_Stated exercise_:
From the entries that follow, extract each line holding the string "Secondaries".

Stored records
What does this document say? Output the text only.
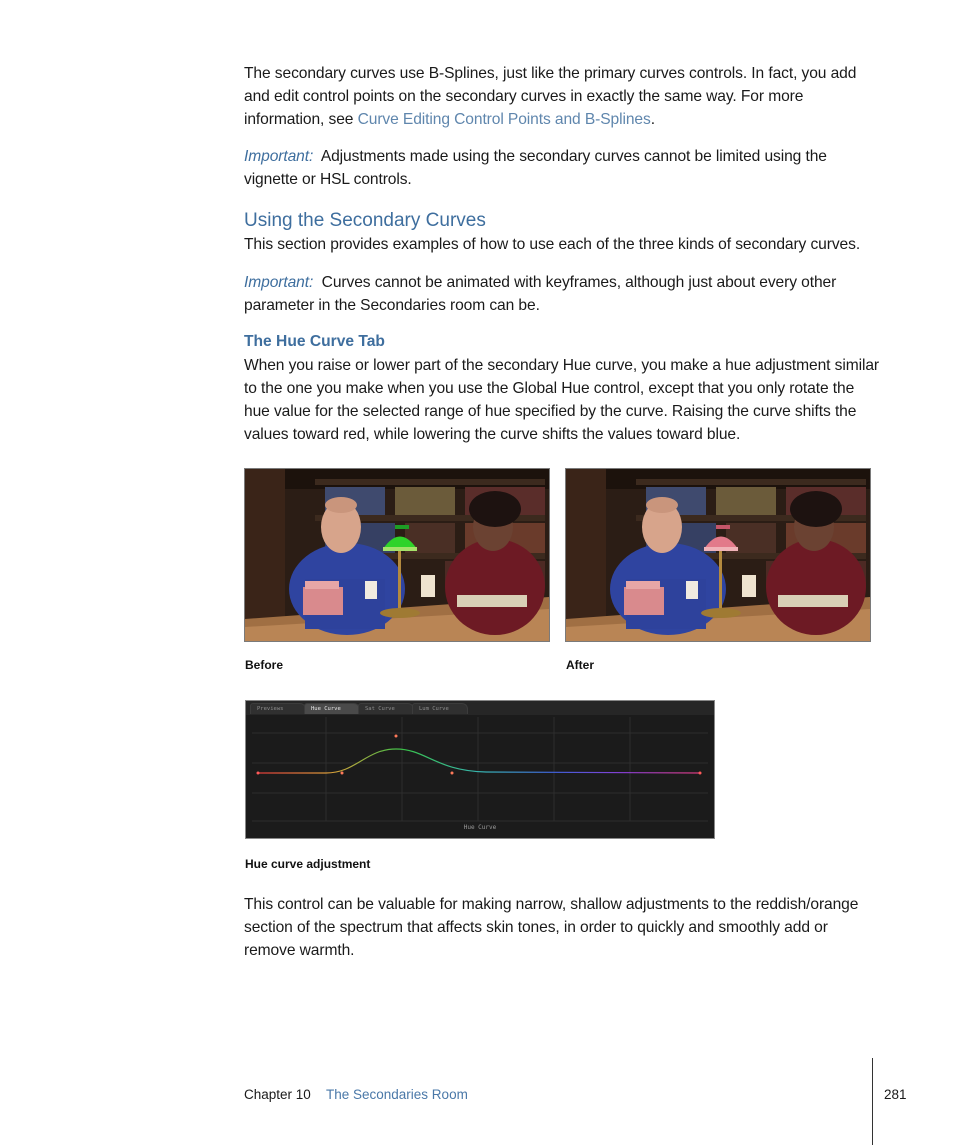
The secondary curves use B-Splines, just like the primary curves controls. In fact, you add and edit control points on the secondary curves in exactly the same way. For more information, see Curve Editing Control Points and B-Splines.
Important: Adjustments made using the secondary curves cannot be limited using the vignette or HSL controls.
Using the Secondary Curves
This section provides examples of how to use each of the three kinds of secondary curves.
Important: Curves cannot be animated with keyframes, although just about every other parameter in the Secondaries room can be.
The Hue Curve Tab
When you raise or lower part of the secondary Hue curve, you make a hue adjustment similar to the one you make when you use the Global Hue control, except that you only rotate the hue value for the selected range of hue specified by the curve. Raising the curve shifts the values toward red, while lowering the curve shifts the values toward blue.
Before	After
Previews	Hue Curve	Sat Curve	Lum Curve
Hue Curve
Hue curve adjustment
This control can be valuable for making narrow, shallow adjustments to the reddish/orange section of the spectrum that affects skin tones, in order to quickly and smoothly add or remove warmth.
Chapter 10 The Secondaries Room	281
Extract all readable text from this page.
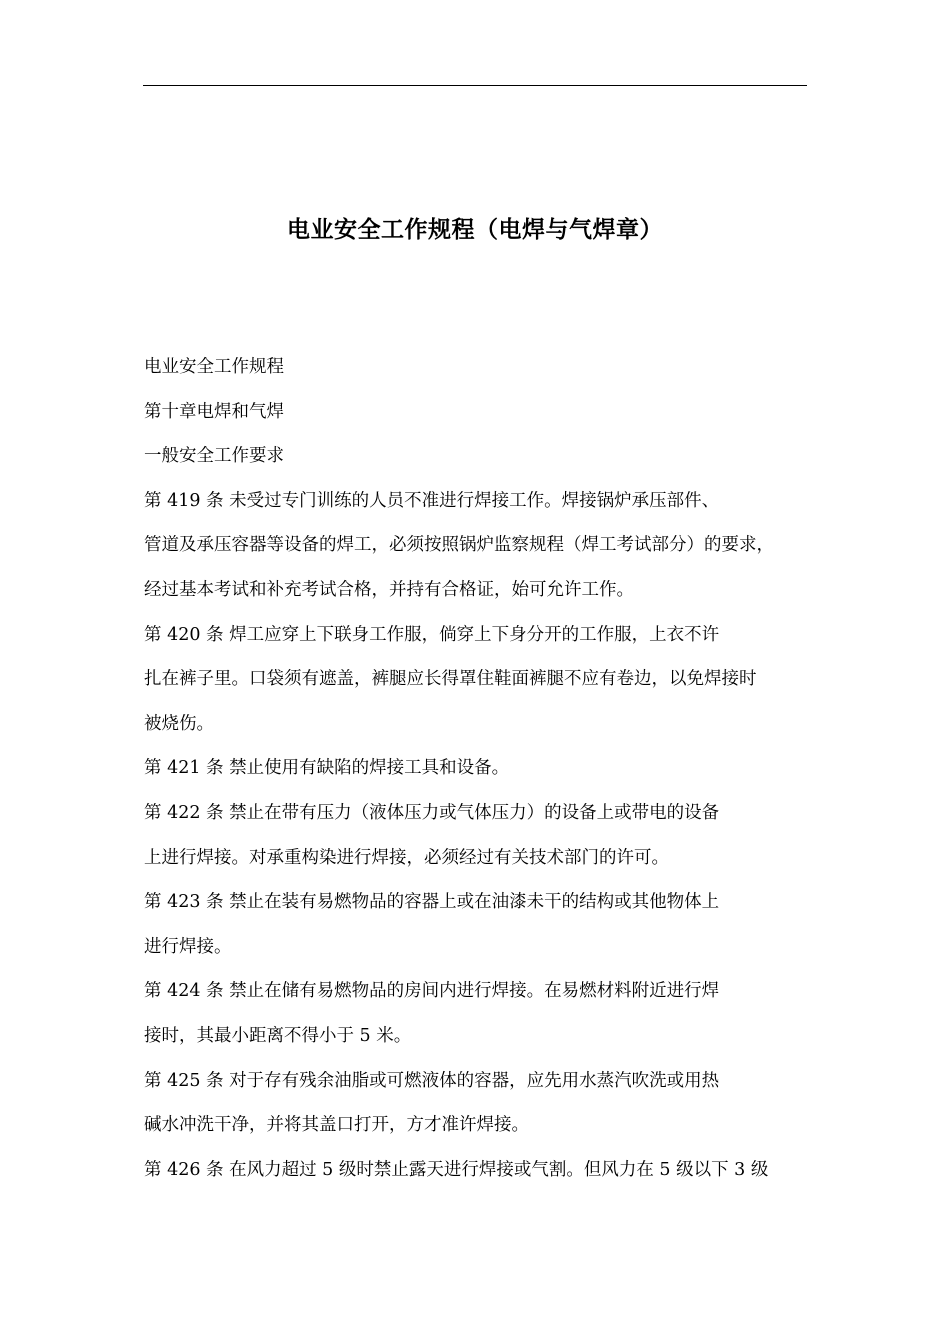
电业安全工作规程（电焊与气焊章）
电业安全工作规程
第十章电焊和气焊
一般安全工作要求
第 419 条 未受过专门训练的人员不准进行焊接工作。焊接锅炉承压部件、
管道及承压容器等设备的焊工，必须按照锅炉监察规程（焊工考试部分）的要求，
经过基本考试和补充考试合格，并持有合格证，始可允许工作。
第 420 条 焊工应穿上下联身工作服，倘穿上下身分开的工作服，上衣不许
扎在裤子里。口袋须有遮盖，裤腿应长得罩住鞋面裤腿不应有卷边，以免焊接时
被烧伤。
第 421 条 禁止使用有缺陷的焊接工具和设备。
第 422 条 禁止在带有压力（液体压力或气体压力）的设备上或带电的设备
上进行焊接。对承重构染进行焊接，必须经过有关技术部门的许可。
第 423 条 禁止在装有易燃物品的容器上或在油漆未干的结构或其他物体上
进行焊接。
第 424 条 禁止在储有易燃物品的房间内进行焊接。在易燃材料附近进行焊
接时，其最小距离不得小于 5 米。
第 425 条 对于存有残余油脂或可燃液体的容器，应先用水蒸汽吹洗或用热
碱水冲洗干净，并将其盖口打开，方才准许焊接。
第 426 条 在风力超过 5 级时禁止露天进行焊接或气割。但风力在 5 级以下 3 级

_Solution to the problem_:
Important: Curves cannot be animated with keyframes, although just about every other parameter in the Secondaries room can be.
Chapter 10 The Secondaries Room	281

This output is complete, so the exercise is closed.